__Task directions__: Identify all lines in the data containing the string "subtitle". Copy them out.

A block of data
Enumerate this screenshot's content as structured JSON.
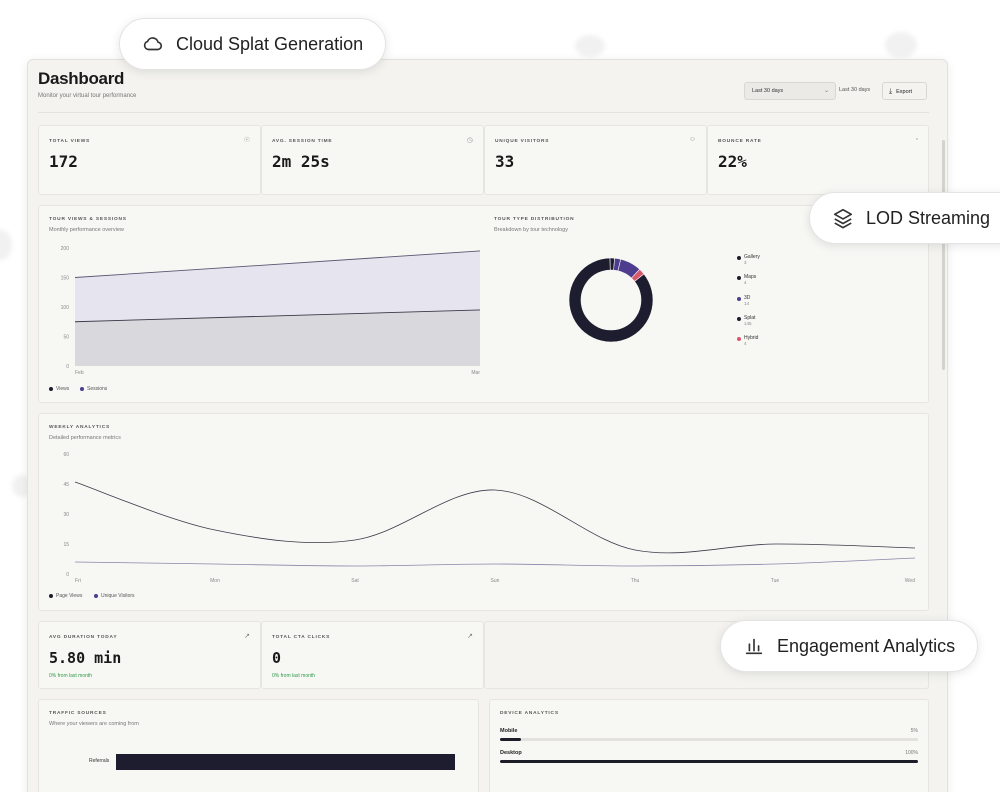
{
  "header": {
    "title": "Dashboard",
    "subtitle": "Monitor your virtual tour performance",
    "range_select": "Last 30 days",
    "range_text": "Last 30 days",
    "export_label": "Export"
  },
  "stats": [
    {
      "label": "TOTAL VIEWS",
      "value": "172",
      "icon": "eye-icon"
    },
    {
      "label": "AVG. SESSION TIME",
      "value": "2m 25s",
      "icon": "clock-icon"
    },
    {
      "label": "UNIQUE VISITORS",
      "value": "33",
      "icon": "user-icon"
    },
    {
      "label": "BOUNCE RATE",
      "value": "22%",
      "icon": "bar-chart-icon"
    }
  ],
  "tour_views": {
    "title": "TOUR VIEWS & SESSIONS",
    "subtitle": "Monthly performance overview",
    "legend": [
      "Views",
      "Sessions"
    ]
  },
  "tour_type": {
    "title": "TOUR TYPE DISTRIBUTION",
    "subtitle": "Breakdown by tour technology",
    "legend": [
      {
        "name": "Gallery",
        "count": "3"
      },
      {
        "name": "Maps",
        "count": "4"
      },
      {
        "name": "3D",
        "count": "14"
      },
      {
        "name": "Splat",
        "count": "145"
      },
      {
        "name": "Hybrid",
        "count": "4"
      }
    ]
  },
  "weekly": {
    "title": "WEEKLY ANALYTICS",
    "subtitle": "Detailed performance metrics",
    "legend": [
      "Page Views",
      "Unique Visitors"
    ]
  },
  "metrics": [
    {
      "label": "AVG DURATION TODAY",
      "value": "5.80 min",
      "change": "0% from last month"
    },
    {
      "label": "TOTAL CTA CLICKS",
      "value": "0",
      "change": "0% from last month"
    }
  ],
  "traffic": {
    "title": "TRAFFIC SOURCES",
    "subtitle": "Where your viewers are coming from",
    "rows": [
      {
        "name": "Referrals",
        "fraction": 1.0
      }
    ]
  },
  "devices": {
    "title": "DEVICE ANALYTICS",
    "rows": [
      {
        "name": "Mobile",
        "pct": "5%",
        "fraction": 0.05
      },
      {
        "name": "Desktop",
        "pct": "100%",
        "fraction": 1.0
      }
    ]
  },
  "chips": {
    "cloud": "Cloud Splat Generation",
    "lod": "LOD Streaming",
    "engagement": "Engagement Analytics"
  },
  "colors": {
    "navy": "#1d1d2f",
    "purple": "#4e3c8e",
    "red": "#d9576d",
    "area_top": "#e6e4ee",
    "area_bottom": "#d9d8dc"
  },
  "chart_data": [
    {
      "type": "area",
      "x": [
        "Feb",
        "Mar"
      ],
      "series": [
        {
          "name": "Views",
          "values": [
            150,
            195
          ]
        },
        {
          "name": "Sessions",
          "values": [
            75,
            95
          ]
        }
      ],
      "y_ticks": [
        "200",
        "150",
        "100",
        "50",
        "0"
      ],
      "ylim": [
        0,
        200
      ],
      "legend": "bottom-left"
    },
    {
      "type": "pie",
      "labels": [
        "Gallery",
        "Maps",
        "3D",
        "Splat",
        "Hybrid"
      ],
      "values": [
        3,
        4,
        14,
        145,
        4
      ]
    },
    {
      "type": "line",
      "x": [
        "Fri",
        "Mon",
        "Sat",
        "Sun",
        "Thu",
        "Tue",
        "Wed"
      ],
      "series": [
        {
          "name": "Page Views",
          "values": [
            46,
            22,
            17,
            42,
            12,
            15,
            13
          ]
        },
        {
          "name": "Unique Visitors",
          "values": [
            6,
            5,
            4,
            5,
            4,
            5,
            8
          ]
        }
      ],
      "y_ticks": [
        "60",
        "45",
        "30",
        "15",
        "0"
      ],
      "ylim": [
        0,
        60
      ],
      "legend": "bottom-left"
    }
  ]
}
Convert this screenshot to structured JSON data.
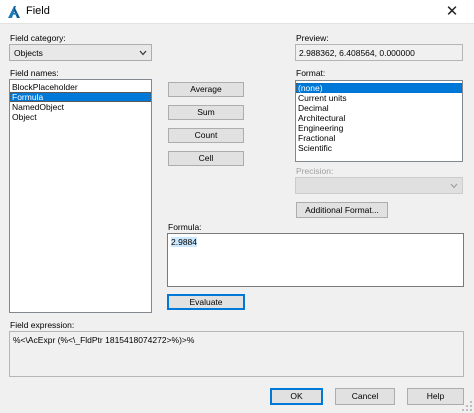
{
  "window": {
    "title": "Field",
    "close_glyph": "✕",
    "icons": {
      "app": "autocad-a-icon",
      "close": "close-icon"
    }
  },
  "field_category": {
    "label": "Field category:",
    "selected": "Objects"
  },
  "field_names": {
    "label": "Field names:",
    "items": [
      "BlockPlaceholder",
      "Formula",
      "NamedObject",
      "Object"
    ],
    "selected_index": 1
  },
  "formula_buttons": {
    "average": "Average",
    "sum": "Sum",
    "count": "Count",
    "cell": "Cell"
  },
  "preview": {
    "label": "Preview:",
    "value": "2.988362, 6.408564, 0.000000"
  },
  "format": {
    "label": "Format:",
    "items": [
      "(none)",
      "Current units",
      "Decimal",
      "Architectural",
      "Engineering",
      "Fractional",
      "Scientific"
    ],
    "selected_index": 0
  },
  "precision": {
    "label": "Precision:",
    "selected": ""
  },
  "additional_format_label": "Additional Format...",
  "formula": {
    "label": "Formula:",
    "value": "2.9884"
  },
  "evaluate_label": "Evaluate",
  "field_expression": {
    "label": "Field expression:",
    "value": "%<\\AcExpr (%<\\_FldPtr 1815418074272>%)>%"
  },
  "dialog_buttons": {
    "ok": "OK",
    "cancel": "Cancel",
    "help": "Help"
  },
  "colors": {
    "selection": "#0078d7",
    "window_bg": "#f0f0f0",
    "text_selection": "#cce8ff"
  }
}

...

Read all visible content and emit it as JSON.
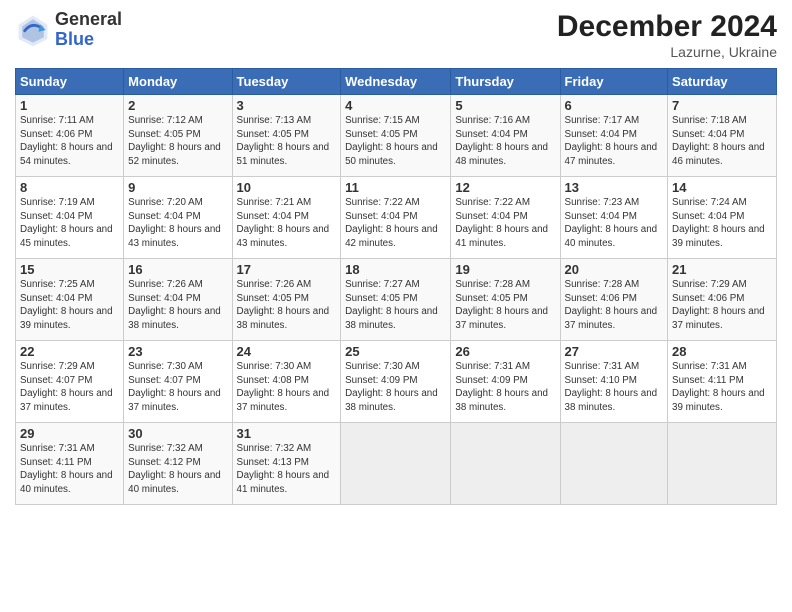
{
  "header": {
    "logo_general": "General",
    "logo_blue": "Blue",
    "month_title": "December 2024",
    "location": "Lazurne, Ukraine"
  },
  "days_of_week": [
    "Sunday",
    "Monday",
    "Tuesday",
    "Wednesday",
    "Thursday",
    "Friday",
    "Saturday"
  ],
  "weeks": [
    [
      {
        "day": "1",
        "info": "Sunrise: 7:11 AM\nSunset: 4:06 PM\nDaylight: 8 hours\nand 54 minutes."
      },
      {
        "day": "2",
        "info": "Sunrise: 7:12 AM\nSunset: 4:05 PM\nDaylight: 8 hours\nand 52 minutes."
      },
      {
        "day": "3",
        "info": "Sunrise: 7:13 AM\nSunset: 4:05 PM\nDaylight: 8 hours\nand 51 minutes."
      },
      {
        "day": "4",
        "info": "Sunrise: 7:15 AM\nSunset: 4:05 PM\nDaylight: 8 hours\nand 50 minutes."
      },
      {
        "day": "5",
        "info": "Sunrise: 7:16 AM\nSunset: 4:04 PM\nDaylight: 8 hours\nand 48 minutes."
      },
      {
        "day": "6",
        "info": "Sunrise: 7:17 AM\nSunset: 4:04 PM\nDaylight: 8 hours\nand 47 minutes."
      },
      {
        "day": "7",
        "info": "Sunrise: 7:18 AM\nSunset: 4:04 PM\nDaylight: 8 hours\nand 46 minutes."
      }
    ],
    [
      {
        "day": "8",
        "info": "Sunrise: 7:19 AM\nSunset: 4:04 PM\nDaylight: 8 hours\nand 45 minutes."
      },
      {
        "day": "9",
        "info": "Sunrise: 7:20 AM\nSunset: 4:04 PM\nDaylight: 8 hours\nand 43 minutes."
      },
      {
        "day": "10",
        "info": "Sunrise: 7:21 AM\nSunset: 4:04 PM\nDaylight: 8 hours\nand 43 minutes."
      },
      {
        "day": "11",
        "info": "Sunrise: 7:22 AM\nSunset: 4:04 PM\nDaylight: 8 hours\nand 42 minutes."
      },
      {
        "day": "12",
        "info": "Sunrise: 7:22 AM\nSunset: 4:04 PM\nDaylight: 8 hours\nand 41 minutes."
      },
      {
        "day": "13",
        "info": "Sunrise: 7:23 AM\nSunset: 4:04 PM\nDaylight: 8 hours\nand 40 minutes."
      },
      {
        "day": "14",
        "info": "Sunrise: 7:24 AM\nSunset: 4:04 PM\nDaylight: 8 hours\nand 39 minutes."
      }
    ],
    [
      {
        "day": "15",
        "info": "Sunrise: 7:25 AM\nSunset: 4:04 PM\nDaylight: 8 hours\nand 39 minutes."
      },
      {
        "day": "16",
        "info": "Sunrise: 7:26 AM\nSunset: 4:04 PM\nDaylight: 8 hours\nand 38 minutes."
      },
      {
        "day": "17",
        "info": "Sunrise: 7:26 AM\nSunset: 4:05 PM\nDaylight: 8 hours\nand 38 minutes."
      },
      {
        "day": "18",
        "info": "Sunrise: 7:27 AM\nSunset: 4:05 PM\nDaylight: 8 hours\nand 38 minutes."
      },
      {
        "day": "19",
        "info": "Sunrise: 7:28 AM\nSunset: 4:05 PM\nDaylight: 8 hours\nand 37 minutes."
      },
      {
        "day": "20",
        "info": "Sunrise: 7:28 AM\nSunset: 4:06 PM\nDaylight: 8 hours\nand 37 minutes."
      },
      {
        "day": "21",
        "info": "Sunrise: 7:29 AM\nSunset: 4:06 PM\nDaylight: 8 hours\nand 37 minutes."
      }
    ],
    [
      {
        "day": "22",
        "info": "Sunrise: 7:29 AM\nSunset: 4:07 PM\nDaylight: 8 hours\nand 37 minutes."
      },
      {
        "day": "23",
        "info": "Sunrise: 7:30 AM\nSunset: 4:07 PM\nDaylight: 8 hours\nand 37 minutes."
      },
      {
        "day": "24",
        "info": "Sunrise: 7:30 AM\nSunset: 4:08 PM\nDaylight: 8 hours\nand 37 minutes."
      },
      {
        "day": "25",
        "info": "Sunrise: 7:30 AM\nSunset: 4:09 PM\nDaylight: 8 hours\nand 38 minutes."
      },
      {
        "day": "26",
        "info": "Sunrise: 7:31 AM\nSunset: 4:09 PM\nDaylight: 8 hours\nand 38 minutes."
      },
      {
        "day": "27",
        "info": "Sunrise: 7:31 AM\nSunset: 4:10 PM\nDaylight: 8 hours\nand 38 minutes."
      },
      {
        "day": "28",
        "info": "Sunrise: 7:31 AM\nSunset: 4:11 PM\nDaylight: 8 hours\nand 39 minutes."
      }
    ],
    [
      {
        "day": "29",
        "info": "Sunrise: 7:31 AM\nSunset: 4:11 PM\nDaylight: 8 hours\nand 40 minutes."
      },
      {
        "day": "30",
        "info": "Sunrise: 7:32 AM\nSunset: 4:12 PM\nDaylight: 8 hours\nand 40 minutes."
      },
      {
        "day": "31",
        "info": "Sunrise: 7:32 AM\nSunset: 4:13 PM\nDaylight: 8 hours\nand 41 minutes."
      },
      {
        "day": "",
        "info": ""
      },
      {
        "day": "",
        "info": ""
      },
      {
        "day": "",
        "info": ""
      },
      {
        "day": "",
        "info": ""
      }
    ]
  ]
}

...

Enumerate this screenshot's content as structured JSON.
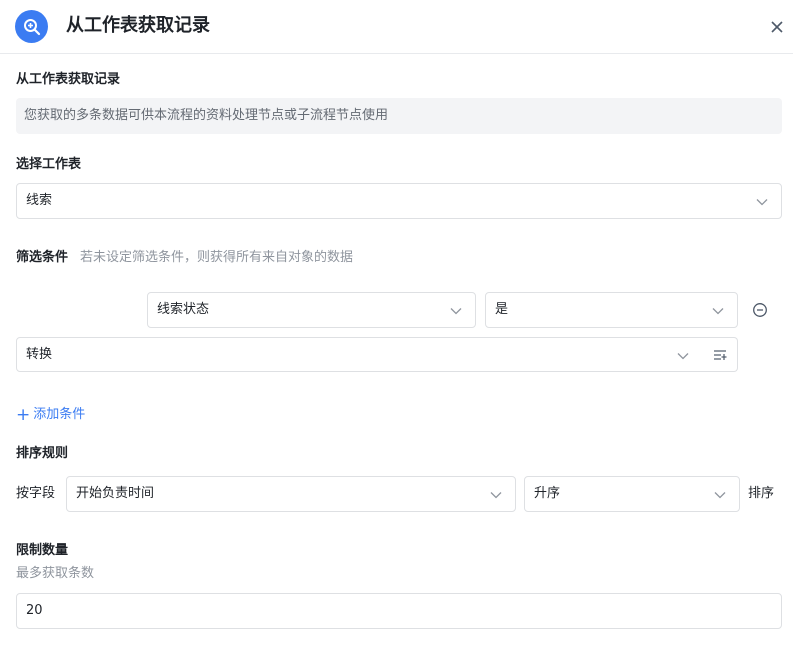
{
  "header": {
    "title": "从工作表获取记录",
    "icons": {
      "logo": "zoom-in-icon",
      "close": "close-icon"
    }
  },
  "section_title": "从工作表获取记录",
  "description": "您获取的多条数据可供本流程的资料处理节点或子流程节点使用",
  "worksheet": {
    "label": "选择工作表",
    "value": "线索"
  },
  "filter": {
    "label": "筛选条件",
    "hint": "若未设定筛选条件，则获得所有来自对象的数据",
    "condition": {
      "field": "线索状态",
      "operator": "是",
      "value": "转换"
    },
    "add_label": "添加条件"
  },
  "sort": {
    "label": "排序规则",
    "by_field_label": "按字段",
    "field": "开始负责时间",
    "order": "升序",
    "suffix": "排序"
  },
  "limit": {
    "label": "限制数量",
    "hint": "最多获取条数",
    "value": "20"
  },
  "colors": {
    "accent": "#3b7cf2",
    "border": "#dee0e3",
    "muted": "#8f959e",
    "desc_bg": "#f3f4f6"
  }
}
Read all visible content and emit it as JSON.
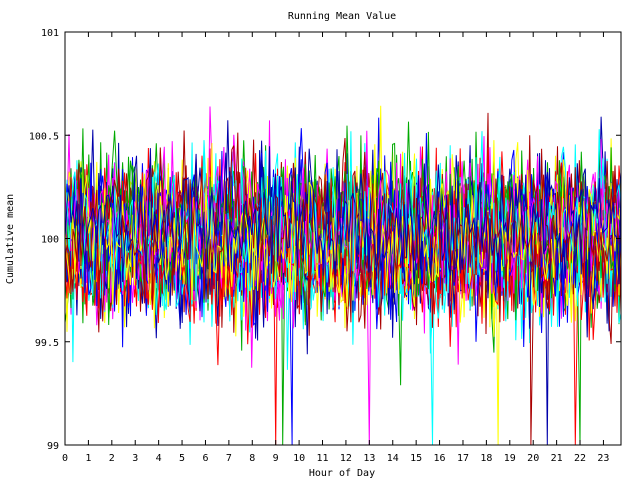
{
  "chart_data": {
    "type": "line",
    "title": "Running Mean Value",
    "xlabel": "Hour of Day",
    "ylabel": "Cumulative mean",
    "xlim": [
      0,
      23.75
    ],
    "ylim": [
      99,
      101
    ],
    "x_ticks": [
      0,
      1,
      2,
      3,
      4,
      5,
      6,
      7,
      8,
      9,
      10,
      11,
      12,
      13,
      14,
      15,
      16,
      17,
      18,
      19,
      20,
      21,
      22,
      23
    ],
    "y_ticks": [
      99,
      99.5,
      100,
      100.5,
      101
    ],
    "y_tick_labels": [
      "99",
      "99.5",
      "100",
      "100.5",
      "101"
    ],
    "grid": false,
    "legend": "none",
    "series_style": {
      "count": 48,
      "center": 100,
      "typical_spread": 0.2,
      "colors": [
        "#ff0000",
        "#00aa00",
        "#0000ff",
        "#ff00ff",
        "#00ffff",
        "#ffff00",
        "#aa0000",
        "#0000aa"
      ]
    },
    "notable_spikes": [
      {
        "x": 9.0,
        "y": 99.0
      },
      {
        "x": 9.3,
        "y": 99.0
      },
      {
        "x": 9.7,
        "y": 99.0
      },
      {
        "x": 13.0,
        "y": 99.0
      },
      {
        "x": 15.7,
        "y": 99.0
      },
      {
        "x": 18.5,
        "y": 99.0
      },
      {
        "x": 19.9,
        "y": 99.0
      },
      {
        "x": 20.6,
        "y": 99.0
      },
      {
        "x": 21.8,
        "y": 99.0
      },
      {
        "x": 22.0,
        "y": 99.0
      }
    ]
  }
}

__Problem solution__:
    "subtitle": "Monitor your virtual tour performance",
    "subtitle": "Monthly performance overview",
    "subtitle": "Breakdown by tour technology",
    "subtitle": "Detailed performance metrics",
    "subtitle": "Where your viewers are coming from",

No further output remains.